Provided information ::
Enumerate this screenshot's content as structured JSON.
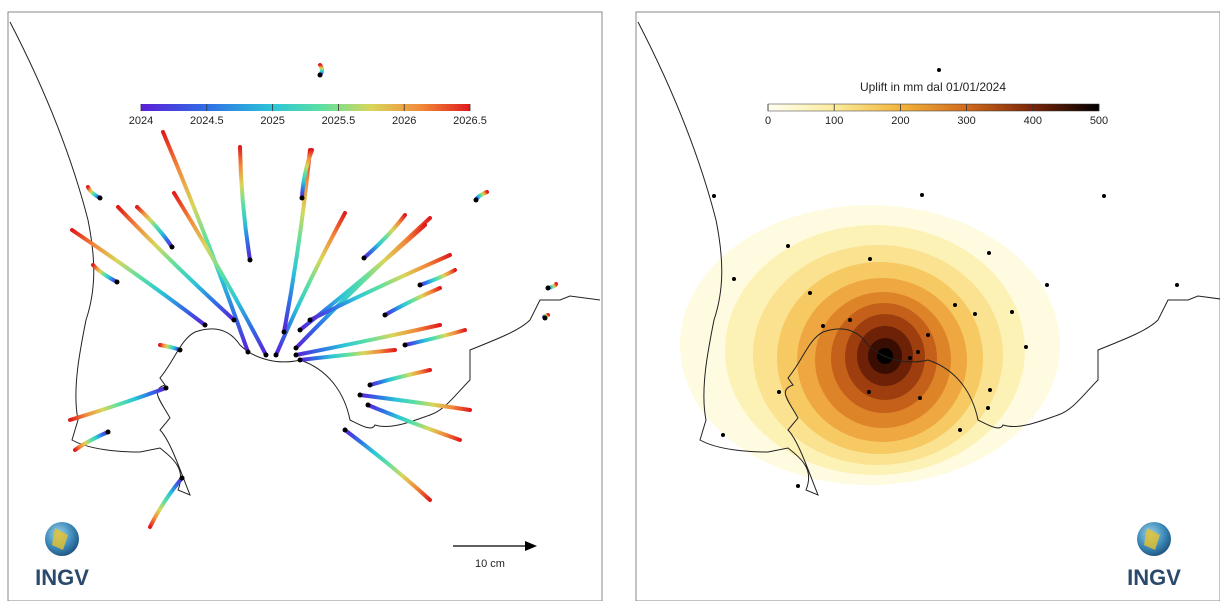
{
  "left_panel": {
    "colorbar": {
      "lim": [
        2024,
        2026.5
      ],
      "ticks": [
        2024,
        2024.5,
        2025,
        2025.5,
        2026,
        2026.5
      ]
    },
    "scale_bar": {
      "label": "10 cm"
    },
    "logo": "INGV"
  },
  "right_panel": {
    "colorbar": {
      "title": "Uplift in mm dal 01/01/2024",
      "lim": [
        0,
        500
      ],
      "ticks": [
        0,
        100,
        200,
        300,
        400,
        500
      ]
    },
    "logo": "INGV"
  }
}
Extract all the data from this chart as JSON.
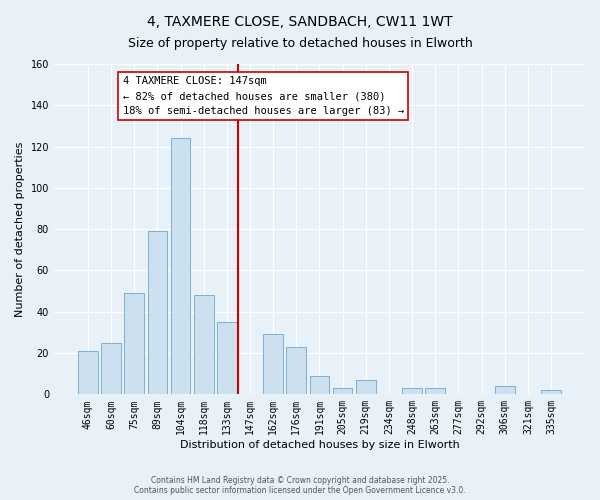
{
  "title": "4, TAXMERE CLOSE, SANDBACH, CW11 1WT",
  "subtitle": "Size of property relative to detached houses in Elworth",
  "xlabel": "Distribution of detached houses by size in Elworth",
  "ylabel": "Number of detached properties",
  "bar_color": "#cce0f0",
  "bar_edge_color": "#7ab0d4",
  "background_color": "#e8f0f8",
  "grid_color": "#ffffff",
  "categories": [
    "46sqm",
    "60sqm",
    "75sqm",
    "89sqm",
    "104sqm",
    "118sqm",
    "133sqm",
    "147sqm",
    "162sqm",
    "176sqm",
    "191sqm",
    "205sqm",
    "219sqm",
    "234sqm",
    "248sqm",
    "263sqm",
    "277sqm",
    "292sqm",
    "306sqm",
    "321sqm",
    "335sqm"
  ],
  "values": [
    21,
    25,
    49,
    79,
    124,
    48,
    35,
    0,
    29,
    23,
    9,
    3,
    7,
    0,
    3,
    3,
    0,
    0,
    4,
    0,
    2
  ],
  "vline_index": 7,
  "vline_color": "#cc0000",
  "annotation_title": "4 TAXMERE CLOSE: 147sqm",
  "annotation_line1": "← 82% of detached houses are smaller (380)",
  "annotation_line2": "18% of semi-detached houses are larger (83) →",
  "annotation_box_facecolor": "#ffffff",
  "annotation_box_edgecolor": "#cc0000",
  "ylim": [
    0,
    160
  ],
  "yticks": [
    0,
    20,
    40,
    60,
    80,
    100,
    120,
    140,
    160
  ],
  "footer1": "Contains HM Land Registry data © Crown copyright and database right 2025.",
  "footer2": "Contains public sector information licensed under the Open Government Licence v3.0.",
  "title_fontsize": 10,
  "subtitle_fontsize": 9,
  "axis_label_fontsize": 8,
  "tick_fontsize": 7,
  "annotation_fontsize": 7.5
}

What to produce :: Extract, verbatim and alone, the lines from the line that contains "Extract all the data from this chart as JSON." to the last line of the records, inclusive; drop any picture.

Written solution ::
Extract all the data from this chart as JSON.
{
  "title": "4, TAXMERE CLOSE, SANDBACH, CW11 1WT",
  "subtitle": "Size of property relative to detached houses in Elworth",
  "xlabel": "Distribution of detached houses by size in Elworth",
  "ylabel": "Number of detached properties",
  "bar_color": "#cce0f0",
  "bar_edge_color": "#7ab0d4",
  "background_color": "#e8f0f8",
  "grid_color": "#ffffff",
  "categories": [
    "46sqm",
    "60sqm",
    "75sqm",
    "89sqm",
    "104sqm",
    "118sqm",
    "133sqm",
    "147sqm",
    "162sqm",
    "176sqm",
    "191sqm",
    "205sqm",
    "219sqm",
    "234sqm",
    "248sqm",
    "263sqm",
    "277sqm",
    "292sqm",
    "306sqm",
    "321sqm",
    "335sqm"
  ],
  "values": [
    21,
    25,
    49,
    79,
    124,
    48,
    35,
    0,
    29,
    23,
    9,
    3,
    7,
    0,
    3,
    3,
    0,
    0,
    4,
    0,
    2
  ],
  "vline_index": 7,
  "vline_color": "#cc0000",
  "annotation_title": "4 TAXMERE CLOSE: 147sqm",
  "annotation_line1": "← 82% of detached houses are smaller (380)",
  "annotation_line2": "18% of semi-detached houses are larger (83) →",
  "annotation_box_facecolor": "#ffffff",
  "annotation_box_edgecolor": "#cc0000",
  "ylim": [
    0,
    160
  ],
  "yticks": [
    0,
    20,
    40,
    60,
    80,
    100,
    120,
    140,
    160
  ],
  "footer1": "Contains HM Land Registry data © Crown copyright and database right 2025.",
  "footer2": "Contains public sector information licensed under the Open Government Licence v3.0.",
  "title_fontsize": 10,
  "subtitle_fontsize": 9,
  "axis_label_fontsize": 8,
  "tick_fontsize": 7,
  "annotation_fontsize": 7.5
}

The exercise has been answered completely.